• Exercise details:
Give every line back verbatim, dropping all images.

• Provided records:
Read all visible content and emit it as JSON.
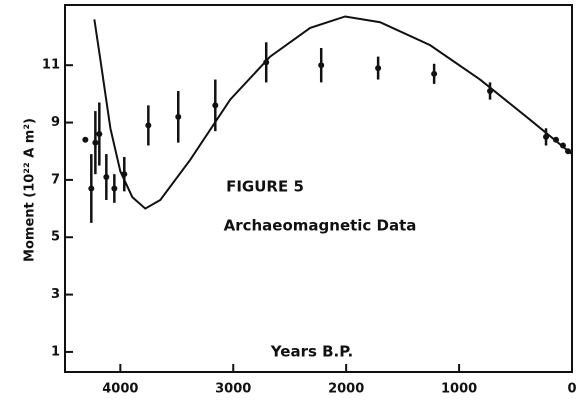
{
  "chart_data": {
    "type": "scatter",
    "annotations": [
      "FIGURE 5",
      "Archaeomagnetic Data"
    ],
    "x_label": "Years B.P.",
    "y_label": "Moment (10²² A m²)",
    "x": [
      4310,
      4257,
      4221,
      4186,
      4124,
      4053,
      3965,
      3752,
      3487,
      3159,
      2708,
      2221,
      1717,
      1221,
      726,
      230,
      142,
      80,
      35
    ],
    "values": [
      8.4,
      6.7,
      8.3,
      8.6,
      7.1,
      6.7,
      7.2,
      8.9,
      9.2,
      9.6,
      11.1,
      11.0,
      10.9,
      10.7,
      10.1,
      8.5,
      8.4,
      8.2,
      8.0
    ],
    "errors": [
      null,
      1.2,
      1.1,
      1.1,
      0.8,
      0.5,
      0.6,
      0.7,
      0.9,
      0.9,
      0.7,
      0.6,
      0.4,
      0.35,
      0.3,
      0.3,
      null,
      null,
      null
    ],
    "curve": {
      "x": [
        4230,
        4177,
        4088,
        4000,
        3894,
        3779,
        3646,
        3381,
        3027,
        2673,
        2319,
        2009,
        1699,
        1257,
        814,
        372,
        0
      ],
      "values": [
        12.6,
        11.2,
        8.8,
        7.3,
        6.4,
        6.0,
        6.3,
        7.7,
        9.8,
        11.3,
        12.3,
        12.7,
        12.5,
        11.7,
        10.5,
        9.1,
        7.9
      ]
    },
    "color": "#111111",
    "xlim": [
      4490,
      0
    ],
    "ylim": [
      0.3,
      13.1
    ],
    "xticks": [
      4000,
      3000,
      2000,
      1000,
      0
    ],
    "yticks": [
      1,
      3,
      5,
      7,
      9,
      11
    ]
  }
}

• Written solution:
Read all visible content and emit it as JSON.
{
  "chart_data": {
    "type": "scatter",
    "annotations": [
      "FIGURE 5",
      "Archaeomagnetic Data"
    ],
    "x_label": "Years B.P.",
    "y_label": "Moment (10²² A m²)",
    "x": [
      4310,
      4257,
      4221,
      4186,
      4124,
      4053,
      3965,
      3752,
      3487,
      3159,
      2708,
      2221,
      1717,
      1221,
      726,
      230,
      142,
      80,
      35
    ],
    "values": [
      8.4,
      6.7,
      8.3,
      8.6,
      7.1,
      6.7,
      7.2,
      8.9,
      9.2,
      9.6,
      11.1,
      11.0,
      10.9,
      10.7,
      10.1,
      8.5,
      8.4,
      8.2,
      8.0
    ],
    "errors": [
      null,
      1.2,
      1.1,
      1.1,
      0.8,
      0.5,
      0.6,
      0.7,
      0.9,
      0.9,
      0.7,
      0.6,
      0.4,
      0.35,
      0.3,
      0.3,
      null,
      null,
      null
    ],
    "curve": {
      "x": [
        4230,
        4177,
        4088,
        4000,
        3894,
        3779,
        3646,
        3381,
        3027,
        2673,
        2319,
        2009,
        1699,
        1257,
        814,
        372,
        0
      ],
      "values": [
        12.6,
        11.2,
        8.8,
        7.3,
        6.4,
        6.0,
        6.3,
        7.7,
        9.8,
        11.3,
        12.3,
        12.7,
        12.5,
        11.7,
        10.5,
        9.1,
        7.9
      ]
    },
    "color": "#111111",
    "xlim": [
      4490,
      0
    ],
    "ylim": [
      0.3,
      13.1
    ],
    "xticks": [
      4000,
      3000,
      2000,
      1000,
      0
    ],
    "yticks": [
      1,
      3,
      5,
      7,
      9,
      11
    ]
  }
}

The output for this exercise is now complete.